Data to process:

------------

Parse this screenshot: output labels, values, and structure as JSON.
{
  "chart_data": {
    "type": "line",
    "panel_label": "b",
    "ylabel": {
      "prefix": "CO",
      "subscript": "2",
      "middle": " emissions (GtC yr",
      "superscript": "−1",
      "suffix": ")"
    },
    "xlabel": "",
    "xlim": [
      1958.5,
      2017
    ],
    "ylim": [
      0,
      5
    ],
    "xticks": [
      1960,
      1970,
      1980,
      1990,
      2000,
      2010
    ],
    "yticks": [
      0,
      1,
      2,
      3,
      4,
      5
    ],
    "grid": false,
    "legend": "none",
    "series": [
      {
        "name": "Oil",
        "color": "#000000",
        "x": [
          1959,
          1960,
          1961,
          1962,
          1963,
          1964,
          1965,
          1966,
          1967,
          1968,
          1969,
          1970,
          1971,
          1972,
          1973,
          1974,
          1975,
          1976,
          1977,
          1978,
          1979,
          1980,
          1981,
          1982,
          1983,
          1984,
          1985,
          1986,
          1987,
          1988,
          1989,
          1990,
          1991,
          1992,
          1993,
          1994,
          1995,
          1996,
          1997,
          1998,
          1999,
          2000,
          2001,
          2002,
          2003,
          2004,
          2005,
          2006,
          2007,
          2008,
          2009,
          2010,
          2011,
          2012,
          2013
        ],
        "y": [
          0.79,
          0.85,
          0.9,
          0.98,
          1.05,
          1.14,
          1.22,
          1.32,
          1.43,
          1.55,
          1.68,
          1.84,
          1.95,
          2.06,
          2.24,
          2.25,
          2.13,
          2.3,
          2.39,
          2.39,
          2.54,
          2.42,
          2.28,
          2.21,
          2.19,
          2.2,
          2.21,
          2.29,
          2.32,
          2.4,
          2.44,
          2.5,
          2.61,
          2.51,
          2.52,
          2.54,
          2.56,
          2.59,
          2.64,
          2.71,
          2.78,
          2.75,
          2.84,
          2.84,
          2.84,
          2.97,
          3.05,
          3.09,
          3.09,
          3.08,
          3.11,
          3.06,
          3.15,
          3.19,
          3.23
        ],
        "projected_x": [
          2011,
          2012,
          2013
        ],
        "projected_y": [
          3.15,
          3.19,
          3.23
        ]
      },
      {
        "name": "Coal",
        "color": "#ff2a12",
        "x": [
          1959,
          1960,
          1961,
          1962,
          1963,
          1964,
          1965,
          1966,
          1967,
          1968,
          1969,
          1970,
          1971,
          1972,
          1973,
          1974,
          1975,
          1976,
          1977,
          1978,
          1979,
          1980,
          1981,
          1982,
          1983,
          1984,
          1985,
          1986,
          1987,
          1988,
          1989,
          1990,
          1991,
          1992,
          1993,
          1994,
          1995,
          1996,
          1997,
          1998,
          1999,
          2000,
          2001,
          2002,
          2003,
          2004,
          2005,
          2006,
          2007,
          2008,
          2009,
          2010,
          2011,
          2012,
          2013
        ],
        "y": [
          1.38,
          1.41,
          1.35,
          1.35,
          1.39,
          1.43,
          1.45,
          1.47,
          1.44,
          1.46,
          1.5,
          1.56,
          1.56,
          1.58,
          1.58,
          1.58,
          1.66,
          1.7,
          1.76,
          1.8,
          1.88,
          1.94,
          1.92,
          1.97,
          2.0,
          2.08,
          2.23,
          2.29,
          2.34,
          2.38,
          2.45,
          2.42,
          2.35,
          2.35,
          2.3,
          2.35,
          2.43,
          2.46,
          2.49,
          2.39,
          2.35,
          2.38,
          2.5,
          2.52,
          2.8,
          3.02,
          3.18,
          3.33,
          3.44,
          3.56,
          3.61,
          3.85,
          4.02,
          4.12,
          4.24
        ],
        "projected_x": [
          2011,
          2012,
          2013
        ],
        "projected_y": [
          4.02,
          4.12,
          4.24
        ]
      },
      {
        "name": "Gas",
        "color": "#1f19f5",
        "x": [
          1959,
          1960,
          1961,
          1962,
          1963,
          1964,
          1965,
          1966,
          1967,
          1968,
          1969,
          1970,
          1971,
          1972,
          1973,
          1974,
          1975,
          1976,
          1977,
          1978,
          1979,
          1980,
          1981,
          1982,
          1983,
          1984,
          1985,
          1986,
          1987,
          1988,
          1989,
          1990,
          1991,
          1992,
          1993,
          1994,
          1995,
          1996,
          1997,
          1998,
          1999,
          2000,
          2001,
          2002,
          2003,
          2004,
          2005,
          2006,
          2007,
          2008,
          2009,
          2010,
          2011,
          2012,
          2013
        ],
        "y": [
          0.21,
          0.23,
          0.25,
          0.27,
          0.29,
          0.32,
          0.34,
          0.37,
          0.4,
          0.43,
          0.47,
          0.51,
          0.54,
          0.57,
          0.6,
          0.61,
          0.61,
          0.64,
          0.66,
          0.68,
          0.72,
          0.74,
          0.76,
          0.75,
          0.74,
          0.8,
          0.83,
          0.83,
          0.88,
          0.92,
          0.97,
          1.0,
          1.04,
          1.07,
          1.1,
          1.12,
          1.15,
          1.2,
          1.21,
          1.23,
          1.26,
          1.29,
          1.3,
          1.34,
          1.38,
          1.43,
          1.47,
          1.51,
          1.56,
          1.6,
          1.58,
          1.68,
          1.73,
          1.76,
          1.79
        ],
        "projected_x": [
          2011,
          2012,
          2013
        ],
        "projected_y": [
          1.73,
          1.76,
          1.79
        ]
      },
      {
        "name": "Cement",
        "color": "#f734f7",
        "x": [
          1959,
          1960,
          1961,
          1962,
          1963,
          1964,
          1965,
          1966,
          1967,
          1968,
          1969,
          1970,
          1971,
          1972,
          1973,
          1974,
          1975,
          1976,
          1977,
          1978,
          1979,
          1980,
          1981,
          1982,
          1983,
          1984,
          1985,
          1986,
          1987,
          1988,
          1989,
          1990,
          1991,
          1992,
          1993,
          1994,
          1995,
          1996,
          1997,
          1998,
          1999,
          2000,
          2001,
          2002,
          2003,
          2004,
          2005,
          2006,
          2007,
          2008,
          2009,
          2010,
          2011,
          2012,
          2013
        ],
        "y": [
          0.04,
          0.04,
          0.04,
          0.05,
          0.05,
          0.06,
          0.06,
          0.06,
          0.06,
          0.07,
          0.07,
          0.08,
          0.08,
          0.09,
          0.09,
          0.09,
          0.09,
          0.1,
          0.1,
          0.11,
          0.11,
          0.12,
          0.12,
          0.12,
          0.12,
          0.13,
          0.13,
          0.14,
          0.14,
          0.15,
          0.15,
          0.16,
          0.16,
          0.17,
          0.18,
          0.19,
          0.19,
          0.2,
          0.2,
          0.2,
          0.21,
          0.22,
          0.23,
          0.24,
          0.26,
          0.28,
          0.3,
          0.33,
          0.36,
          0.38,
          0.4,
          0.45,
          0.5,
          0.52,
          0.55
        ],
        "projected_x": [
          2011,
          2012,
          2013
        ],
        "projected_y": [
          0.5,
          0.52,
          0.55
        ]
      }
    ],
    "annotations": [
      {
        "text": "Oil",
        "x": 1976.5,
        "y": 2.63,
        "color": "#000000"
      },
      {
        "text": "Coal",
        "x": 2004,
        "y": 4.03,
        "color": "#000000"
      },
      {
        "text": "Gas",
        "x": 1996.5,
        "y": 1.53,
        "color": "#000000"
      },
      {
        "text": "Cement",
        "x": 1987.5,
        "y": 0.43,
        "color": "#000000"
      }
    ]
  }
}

------------

Stated goal:
Transcribe all entries exactly as they are given.

Worked answer:
Parse this screenshot: output labels, values, and structure as JSON.
{
  "chart_data": {
    "type": "line",
    "panel_label": "b",
    "ylabel": {
      "prefix": "CO",
      "subscript": "2",
      "middle": " emissions (GtC yr",
      "superscript": "−1",
      "suffix": ")"
    },
    "xlabel": "",
    "xlim": [
      1958.5,
      2017
    ],
    "ylim": [
      0,
      5
    ],
    "xticks": [
      1960,
      1970,
      1980,
      1990,
      2000,
      2010
    ],
    "yticks": [
      0,
      1,
      2,
      3,
      4,
      5
    ],
    "grid": false,
    "legend": "none",
    "series": [
      {
        "name": "Oil",
        "color": "#000000",
        "x": [
          1959,
          1960,
          1961,
          1962,
          1963,
          1964,
          1965,
          1966,
          1967,
          1968,
          1969,
          1970,
          1971,
          1972,
          1973,
          1974,
          1975,
          1976,
          1977,
          1978,
          1979,
          1980,
          1981,
          1982,
          1983,
          1984,
          1985,
          1986,
          1987,
          1988,
          1989,
          1990,
          1991,
          1992,
          1993,
          1994,
          1995,
          1996,
          1997,
          1998,
          1999,
          2000,
          2001,
          2002,
          2003,
          2004,
          2005,
          2006,
          2007,
          2008,
          2009,
          2010,
          2011,
          2012,
          2013
        ],
        "y": [
          0.79,
          0.85,
          0.9,
          0.98,
          1.05,
          1.14,
          1.22,
          1.32,
          1.43,
          1.55,
          1.68,
          1.84,
          1.95,
          2.06,
          2.24,
          2.25,
          2.13,
          2.3,
          2.39,
          2.39,
          2.54,
          2.42,
          2.28,
          2.21,
          2.19,
          2.2,
          2.21,
          2.29,
          2.32,
          2.4,
          2.44,
          2.5,
          2.61,
          2.51,
          2.52,
          2.54,
          2.56,
          2.59,
          2.64,
          2.71,
          2.78,
          2.75,
          2.84,
          2.84,
          2.84,
          2.97,
          3.05,
          3.09,
          3.09,
          3.08,
          3.11,
          3.06,
          3.15,
          3.19,
          3.23
        ],
        "projected_x": [
          2011,
          2012,
          2013
        ],
        "projected_y": [
          3.15,
          3.19,
          3.23
        ]
      },
      {
        "name": "Coal",
        "color": "#ff2a12",
        "x": [
          1959,
          1960,
          1961,
          1962,
          1963,
          1964,
          1965,
          1966,
          1967,
          1968,
          1969,
          1970,
          1971,
          1972,
          1973,
          1974,
          1975,
          1976,
          1977,
          1978,
          1979,
          1980,
          1981,
          1982,
          1983,
          1984,
          1985,
          1986,
          1987,
          1988,
          1989,
          1990,
          1991,
          1992,
          1993,
          1994,
          1995,
          1996,
          1997,
          1998,
          1999,
          2000,
          2001,
          2002,
          2003,
          2004,
          2005,
          2006,
          2007,
          2008,
          2009,
          2010,
          2011,
          2012,
          2013
        ],
        "y": [
          1.38,
          1.41,
          1.35,
          1.35,
          1.39,
          1.43,
          1.45,
          1.47,
          1.44,
          1.46,
          1.5,
          1.56,
          1.56,
          1.58,
          1.58,
          1.58,
          1.66,
          1.7,
          1.76,
          1.8,
          1.88,
          1.94,
          1.92,
          1.97,
          2.0,
          2.08,
          2.23,
          2.29,
          2.34,
          2.38,
          2.45,
          2.42,
          2.35,
          2.35,
          2.3,
          2.35,
          2.43,
          2.46,
          2.49,
          2.39,
          2.35,
          2.38,
          2.5,
          2.52,
          2.8,
          3.02,
          3.18,
          3.33,
          3.44,
          3.56,
          3.61,
          3.85,
          4.02,
          4.12,
          4.24
        ],
        "projected_x": [
          2011,
          2012,
          2013
        ],
        "projected_y": [
          4.02,
          4.12,
          4.24
        ]
      },
      {
        "name": "Gas",
        "color": "#1f19f5",
        "x": [
          1959,
          1960,
          1961,
          1962,
          1963,
          1964,
          1965,
          1966,
          1967,
          1968,
          1969,
          1970,
          1971,
          1972,
          1973,
          1974,
          1975,
          1976,
          1977,
          1978,
          1979,
          1980,
          1981,
          1982,
          1983,
          1984,
          1985,
          1986,
          1987,
          1988,
          1989,
          1990,
          1991,
          1992,
          1993,
          1994,
          1995,
          1996,
          1997,
          1998,
          1999,
          2000,
          2001,
          2002,
          2003,
          2004,
          2005,
          2006,
          2007,
          2008,
          2009,
          2010,
          2011,
          2012,
          2013
        ],
        "y": [
          0.21,
          0.23,
          0.25,
          0.27,
          0.29,
          0.32,
          0.34,
          0.37,
          0.4,
          0.43,
          0.47,
          0.51,
          0.54,
          0.57,
          0.6,
          0.61,
          0.61,
          0.64,
          0.66,
          0.68,
          0.72,
          0.74,
          0.76,
          0.75,
          0.74,
          0.8,
          0.83,
          0.83,
          0.88,
          0.92,
          0.97,
          1.0,
          1.04,
          1.07,
          1.1,
          1.12,
          1.15,
          1.2,
          1.21,
          1.23,
          1.26,
          1.29,
          1.3,
          1.34,
          1.38,
          1.43,
          1.47,
          1.51,
          1.56,
          1.6,
          1.58,
          1.68,
          1.73,
          1.76,
          1.79
        ],
        "projected_x": [
          2011,
          2012,
          2013
        ],
        "projected_y": [
          1.73,
          1.76,
          1.79
        ]
      },
      {
        "name": "Cement",
        "color": "#f734f7",
        "x": [
          1959,
          1960,
          1961,
          1962,
          1963,
          1964,
          1965,
          1966,
          1967,
          1968,
          1969,
          1970,
          1971,
          1972,
          1973,
          1974,
          1975,
          1976,
          1977,
          1978,
          1979,
          1980,
          1981,
          1982,
          1983,
          1984,
          1985,
          1986,
          1987,
          1988,
          1989,
          1990,
          1991,
          1992,
          1993,
          1994,
          1995,
          1996,
          1997,
          1998,
          1999,
          2000,
          2001,
          2002,
          2003,
          2004,
          2005,
          2006,
          2007,
          2008,
          2009,
          2010,
          2011,
          2012,
          2013
        ],
        "y": [
          0.04,
          0.04,
          0.04,
          0.05,
          0.05,
          0.06,
          0.06,
          0.06,
          0.06,
          0.07,
          0.07,
          0.08,
          0.08,
          0.09,
          0.09,
          0.09,
          0.09,
          0.1,
          0.1,
          0.11,
          0.11,
          0.12,
          0.12,
          0.12,
          0.12,
          0.13,
          0.13,
          0.14,
          0.14,
          0.15,
          0.15,
          0.16,
          0.16,
          0.17,
          0.18,
          0.19,
          0.19,
          0.2,
          0.2,
          0.2,
          0.21,
          0.22,
          0.23,
          0.24,
          0.26,
          0.28,
          0.3,
          0.33,
          0.36,
          0.38,
          0.4,
          0.45,
          0.5,
          0.52,
          0.55
        ],
        "projected_x": [
          2011,
          2012,
          2013
        ],
        "projected_y": [
          0.5,
          0.52,
          0.55
        ]
      }
    ],
    "annotations": [
      {
        "text": "Oil",
        "x": 1976.5,
        "y": 2.63,
        "color": "#000000"
      },
      {
        "text": "Coal",
        "x": 2004,
        "y": 4.03,
        "color": "#000000"
      },
      {
        "text": "Gas",
        "x": 1996.5,
        "y": 1.53,
        "color": "#000000"
      },
      {
        "text": "Cement",
        "x": 1987.5,
        "y": 0.43,
        "color": "#000000"
      }
    ]
  }
}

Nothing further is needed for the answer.